Exercise objective:
Pick out each line below containing "this".

◇ ◇ ◇ ◇

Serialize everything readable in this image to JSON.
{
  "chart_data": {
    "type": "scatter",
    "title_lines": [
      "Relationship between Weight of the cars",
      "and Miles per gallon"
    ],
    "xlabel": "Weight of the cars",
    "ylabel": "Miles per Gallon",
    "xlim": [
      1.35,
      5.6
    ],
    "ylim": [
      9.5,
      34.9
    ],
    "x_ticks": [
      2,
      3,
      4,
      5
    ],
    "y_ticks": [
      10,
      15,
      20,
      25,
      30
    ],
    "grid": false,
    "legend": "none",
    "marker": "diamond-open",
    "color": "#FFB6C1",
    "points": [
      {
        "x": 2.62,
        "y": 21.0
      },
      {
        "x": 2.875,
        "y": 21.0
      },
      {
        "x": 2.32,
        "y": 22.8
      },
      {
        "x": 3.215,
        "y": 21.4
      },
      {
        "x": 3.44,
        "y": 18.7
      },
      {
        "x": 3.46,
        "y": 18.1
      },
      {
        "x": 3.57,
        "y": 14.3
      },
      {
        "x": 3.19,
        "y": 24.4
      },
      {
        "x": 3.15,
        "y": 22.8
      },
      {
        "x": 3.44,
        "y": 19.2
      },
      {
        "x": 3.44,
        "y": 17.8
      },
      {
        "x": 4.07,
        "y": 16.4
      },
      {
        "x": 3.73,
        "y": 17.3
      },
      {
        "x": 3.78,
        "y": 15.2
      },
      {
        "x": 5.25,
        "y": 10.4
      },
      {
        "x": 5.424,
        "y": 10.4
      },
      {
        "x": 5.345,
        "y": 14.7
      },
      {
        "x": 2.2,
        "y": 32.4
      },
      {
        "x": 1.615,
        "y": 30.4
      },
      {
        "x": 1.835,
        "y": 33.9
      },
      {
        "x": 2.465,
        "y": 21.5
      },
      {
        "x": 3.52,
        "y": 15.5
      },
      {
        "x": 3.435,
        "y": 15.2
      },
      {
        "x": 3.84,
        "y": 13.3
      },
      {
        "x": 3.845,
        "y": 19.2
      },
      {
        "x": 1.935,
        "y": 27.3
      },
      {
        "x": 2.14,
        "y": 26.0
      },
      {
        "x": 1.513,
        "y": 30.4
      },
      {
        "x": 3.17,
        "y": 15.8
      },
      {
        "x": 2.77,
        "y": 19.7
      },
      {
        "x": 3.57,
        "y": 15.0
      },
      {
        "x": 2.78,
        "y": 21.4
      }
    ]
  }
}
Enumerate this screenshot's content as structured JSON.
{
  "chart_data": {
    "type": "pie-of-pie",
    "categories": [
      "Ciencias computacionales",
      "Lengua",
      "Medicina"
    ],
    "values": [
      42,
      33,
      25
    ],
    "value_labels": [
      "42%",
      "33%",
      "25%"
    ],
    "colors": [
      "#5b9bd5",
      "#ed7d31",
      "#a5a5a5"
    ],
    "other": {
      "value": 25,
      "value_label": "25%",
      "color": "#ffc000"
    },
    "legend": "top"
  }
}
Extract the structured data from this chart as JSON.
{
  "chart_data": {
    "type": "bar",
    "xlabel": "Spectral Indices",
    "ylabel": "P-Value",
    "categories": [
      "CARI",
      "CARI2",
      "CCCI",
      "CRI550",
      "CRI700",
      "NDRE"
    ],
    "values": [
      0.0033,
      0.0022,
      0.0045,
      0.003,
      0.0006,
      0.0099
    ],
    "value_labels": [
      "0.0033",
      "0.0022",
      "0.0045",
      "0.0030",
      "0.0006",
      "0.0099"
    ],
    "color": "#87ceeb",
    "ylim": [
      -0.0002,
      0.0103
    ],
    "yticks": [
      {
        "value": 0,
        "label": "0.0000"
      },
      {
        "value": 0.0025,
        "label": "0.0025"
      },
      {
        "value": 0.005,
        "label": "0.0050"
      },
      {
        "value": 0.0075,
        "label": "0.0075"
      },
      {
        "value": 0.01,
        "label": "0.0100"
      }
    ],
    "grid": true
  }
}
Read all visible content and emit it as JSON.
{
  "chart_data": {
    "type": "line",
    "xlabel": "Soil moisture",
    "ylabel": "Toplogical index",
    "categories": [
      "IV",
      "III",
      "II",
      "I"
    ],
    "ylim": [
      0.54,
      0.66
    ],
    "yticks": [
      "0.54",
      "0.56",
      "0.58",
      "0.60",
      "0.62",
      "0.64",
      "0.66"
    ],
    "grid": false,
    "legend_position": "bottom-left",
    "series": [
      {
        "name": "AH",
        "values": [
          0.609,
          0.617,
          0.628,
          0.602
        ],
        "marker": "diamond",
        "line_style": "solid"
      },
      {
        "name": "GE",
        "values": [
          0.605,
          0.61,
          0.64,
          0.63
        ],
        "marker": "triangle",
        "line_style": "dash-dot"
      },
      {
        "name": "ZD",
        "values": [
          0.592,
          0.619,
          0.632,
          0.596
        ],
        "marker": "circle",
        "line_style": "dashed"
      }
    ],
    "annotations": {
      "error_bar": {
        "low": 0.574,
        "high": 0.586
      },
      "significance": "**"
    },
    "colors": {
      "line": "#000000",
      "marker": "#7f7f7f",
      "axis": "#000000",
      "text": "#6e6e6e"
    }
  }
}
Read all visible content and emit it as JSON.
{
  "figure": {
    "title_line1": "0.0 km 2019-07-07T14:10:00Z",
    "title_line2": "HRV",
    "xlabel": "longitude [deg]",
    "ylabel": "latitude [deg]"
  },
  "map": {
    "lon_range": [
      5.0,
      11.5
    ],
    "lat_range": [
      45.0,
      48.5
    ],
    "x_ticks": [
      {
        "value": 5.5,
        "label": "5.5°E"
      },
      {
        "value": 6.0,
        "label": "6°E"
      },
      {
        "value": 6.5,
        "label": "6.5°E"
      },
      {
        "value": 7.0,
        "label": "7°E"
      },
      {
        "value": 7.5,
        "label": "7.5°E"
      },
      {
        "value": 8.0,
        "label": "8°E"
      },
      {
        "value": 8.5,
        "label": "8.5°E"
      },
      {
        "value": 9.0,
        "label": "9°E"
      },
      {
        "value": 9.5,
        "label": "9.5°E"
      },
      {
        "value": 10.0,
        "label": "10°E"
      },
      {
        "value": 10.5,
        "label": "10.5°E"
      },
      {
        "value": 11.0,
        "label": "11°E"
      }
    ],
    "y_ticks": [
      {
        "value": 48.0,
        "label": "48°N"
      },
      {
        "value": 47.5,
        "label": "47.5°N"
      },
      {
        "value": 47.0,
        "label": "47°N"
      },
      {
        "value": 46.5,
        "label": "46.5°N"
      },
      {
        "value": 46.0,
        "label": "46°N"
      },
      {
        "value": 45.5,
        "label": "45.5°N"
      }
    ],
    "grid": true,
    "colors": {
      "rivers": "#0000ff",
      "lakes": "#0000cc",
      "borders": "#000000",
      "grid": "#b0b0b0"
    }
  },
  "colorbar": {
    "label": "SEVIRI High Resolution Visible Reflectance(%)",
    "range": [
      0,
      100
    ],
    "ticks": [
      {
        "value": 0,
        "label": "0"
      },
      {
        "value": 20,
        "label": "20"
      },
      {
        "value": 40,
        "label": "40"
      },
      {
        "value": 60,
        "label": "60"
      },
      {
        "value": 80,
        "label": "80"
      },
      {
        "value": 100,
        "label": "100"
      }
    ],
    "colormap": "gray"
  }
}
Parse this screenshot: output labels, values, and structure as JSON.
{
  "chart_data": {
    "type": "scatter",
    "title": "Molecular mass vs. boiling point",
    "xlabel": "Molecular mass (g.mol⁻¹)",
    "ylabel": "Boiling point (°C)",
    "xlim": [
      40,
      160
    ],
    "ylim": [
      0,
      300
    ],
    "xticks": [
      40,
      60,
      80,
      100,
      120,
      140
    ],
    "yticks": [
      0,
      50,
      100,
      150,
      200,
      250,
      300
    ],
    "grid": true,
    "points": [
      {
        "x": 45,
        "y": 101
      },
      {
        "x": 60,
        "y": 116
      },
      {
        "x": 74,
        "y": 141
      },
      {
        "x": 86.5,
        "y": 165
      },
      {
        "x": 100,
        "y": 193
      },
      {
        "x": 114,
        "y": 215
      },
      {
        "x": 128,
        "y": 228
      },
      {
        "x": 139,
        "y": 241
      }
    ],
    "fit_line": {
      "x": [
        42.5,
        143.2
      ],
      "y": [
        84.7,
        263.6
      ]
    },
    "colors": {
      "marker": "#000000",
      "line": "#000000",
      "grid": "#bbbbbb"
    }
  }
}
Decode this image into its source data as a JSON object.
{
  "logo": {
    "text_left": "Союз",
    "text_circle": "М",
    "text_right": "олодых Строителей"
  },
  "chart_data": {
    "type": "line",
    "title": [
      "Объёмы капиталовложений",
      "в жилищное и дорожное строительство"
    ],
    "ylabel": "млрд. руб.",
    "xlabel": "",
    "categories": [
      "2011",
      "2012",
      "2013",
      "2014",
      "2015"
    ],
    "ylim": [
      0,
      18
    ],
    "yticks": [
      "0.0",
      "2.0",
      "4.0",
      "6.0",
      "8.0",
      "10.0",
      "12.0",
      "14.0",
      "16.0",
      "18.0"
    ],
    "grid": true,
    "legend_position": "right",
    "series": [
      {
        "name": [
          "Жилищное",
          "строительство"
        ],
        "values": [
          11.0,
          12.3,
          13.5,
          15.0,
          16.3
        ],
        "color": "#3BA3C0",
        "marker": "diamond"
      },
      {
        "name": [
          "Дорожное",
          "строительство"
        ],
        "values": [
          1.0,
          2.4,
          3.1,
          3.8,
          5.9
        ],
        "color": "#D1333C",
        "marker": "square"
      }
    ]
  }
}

◇ ◇ ◇ ◇

Task response:
Serialize everything readable in this image to JSON.
Enumerate this screenshot's content as structured JSON.
Extract the structured data from this chart as JSON.
Parse this screenshot: output labels, values, and structure as JSON.
Decode this image into its source data as a JSON object.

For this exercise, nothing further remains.